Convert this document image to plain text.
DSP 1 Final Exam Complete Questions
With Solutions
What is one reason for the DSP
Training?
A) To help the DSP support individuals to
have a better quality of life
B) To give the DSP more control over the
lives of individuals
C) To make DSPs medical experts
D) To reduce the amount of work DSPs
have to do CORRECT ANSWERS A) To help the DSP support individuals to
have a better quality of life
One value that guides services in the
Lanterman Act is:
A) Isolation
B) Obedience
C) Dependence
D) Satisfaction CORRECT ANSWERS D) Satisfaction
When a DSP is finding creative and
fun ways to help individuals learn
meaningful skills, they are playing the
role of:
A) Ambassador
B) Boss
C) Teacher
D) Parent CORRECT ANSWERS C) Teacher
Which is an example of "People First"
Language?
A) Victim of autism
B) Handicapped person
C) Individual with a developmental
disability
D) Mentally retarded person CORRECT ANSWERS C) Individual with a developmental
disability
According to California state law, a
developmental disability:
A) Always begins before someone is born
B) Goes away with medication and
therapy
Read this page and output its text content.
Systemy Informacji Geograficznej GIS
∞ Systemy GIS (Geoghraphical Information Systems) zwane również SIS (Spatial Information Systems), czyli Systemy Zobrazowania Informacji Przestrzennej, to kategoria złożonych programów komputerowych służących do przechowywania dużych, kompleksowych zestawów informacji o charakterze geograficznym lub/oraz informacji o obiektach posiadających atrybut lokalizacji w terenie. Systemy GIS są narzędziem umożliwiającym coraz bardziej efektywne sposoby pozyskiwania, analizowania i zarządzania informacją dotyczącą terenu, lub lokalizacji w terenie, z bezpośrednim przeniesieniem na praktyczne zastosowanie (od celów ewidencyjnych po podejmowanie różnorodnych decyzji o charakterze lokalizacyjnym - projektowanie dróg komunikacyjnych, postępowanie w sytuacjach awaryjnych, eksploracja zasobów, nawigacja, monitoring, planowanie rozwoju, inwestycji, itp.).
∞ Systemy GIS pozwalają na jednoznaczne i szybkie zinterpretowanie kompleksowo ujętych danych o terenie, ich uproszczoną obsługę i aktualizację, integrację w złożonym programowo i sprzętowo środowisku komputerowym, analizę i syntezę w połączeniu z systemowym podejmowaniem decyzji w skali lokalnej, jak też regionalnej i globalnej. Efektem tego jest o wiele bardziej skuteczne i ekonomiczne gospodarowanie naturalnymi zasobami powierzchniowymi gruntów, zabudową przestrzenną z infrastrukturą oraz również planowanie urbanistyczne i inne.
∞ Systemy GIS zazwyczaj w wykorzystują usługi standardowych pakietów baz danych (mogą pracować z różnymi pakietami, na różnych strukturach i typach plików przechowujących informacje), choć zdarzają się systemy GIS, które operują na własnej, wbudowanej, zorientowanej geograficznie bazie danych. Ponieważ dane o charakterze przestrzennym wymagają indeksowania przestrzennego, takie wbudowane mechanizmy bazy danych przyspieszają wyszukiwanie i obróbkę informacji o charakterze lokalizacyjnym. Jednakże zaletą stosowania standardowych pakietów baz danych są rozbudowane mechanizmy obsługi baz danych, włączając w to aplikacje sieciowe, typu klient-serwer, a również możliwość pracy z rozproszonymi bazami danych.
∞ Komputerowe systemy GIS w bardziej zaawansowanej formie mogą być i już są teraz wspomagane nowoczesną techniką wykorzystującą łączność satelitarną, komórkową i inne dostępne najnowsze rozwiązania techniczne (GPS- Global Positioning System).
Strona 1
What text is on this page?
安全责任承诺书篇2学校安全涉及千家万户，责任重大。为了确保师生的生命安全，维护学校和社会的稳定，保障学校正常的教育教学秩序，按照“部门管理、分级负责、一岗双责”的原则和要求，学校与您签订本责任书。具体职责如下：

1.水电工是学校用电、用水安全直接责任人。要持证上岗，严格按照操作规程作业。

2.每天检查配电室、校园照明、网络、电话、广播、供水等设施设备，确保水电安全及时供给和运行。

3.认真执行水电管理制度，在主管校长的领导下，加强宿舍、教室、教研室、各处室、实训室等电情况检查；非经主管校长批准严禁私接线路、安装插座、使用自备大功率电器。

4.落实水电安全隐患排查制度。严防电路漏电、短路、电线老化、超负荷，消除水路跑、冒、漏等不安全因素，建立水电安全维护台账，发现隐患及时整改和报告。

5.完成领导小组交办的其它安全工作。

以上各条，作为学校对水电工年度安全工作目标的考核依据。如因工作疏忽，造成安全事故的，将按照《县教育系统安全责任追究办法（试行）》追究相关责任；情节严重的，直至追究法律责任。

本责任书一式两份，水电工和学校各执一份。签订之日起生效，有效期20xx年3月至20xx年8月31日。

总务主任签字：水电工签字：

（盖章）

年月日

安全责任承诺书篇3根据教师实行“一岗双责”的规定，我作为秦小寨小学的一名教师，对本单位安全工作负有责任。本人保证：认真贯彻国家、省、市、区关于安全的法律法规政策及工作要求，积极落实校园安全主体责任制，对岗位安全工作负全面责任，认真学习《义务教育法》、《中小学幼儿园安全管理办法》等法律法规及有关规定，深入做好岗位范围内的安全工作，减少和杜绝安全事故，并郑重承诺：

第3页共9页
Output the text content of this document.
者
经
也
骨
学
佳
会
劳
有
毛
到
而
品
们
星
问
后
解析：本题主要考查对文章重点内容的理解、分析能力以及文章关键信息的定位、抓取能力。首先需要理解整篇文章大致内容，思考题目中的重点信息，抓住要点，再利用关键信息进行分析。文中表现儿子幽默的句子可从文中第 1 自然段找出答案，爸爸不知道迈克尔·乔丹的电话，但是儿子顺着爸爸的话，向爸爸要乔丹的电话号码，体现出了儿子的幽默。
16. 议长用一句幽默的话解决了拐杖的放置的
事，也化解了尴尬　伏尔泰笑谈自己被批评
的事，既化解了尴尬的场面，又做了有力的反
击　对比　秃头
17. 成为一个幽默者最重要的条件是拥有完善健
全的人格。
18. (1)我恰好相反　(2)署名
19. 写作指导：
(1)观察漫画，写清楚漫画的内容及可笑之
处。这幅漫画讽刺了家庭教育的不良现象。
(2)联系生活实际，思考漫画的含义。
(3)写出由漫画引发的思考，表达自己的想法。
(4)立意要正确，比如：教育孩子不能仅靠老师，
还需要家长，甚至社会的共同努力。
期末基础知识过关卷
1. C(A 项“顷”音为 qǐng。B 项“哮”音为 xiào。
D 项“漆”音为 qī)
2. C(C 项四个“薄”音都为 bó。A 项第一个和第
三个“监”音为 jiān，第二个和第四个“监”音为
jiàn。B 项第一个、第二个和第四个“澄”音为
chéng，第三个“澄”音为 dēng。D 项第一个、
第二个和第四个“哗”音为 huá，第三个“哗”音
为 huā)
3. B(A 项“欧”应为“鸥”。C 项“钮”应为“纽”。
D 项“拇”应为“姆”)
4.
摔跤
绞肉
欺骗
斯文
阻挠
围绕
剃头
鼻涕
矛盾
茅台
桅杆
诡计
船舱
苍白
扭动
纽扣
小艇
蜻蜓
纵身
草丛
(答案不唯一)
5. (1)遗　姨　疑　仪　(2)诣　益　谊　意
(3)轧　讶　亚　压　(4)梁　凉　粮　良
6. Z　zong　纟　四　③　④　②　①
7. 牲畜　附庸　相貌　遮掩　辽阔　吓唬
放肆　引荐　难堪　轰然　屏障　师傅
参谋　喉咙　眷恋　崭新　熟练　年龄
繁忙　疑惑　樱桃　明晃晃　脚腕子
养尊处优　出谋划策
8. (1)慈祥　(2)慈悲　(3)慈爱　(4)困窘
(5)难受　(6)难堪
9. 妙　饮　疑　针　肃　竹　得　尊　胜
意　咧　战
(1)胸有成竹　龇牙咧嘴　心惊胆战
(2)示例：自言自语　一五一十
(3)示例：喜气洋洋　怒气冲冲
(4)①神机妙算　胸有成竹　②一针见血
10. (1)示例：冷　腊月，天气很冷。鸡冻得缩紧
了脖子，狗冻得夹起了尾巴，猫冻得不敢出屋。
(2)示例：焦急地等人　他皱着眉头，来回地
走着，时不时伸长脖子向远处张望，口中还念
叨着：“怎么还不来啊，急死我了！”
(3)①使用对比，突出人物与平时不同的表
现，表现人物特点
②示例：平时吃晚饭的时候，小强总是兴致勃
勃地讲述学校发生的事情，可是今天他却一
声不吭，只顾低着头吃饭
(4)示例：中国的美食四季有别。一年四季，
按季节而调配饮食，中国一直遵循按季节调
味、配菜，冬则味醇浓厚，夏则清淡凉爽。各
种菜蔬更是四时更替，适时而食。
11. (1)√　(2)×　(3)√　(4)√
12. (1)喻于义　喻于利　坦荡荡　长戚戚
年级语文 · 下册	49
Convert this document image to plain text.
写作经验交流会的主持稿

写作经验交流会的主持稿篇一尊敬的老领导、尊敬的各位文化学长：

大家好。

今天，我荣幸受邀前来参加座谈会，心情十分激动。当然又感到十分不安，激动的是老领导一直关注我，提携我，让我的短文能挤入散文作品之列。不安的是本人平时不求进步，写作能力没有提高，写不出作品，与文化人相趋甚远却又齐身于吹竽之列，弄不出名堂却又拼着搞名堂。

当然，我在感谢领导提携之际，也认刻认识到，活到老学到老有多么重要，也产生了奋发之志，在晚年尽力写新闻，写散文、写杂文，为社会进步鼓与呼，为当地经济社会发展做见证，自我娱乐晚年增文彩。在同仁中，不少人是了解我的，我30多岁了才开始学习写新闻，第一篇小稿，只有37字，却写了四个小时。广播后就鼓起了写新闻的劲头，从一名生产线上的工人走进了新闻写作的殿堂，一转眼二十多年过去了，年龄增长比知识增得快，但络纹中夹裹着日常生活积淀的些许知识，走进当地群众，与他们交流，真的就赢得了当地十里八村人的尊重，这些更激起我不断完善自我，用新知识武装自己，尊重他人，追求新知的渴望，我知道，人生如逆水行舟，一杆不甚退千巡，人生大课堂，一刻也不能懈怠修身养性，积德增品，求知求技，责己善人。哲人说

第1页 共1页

_WORK TO COMPLETE:_ Pick out, from the lines above, every one that contains the string "this".

_CORRECT RESPONSE:_
Convert this document image to plain text.
Read this page and output its text content.
What text is on this page?
Output the text content of this document.
Convert this document image to plain text.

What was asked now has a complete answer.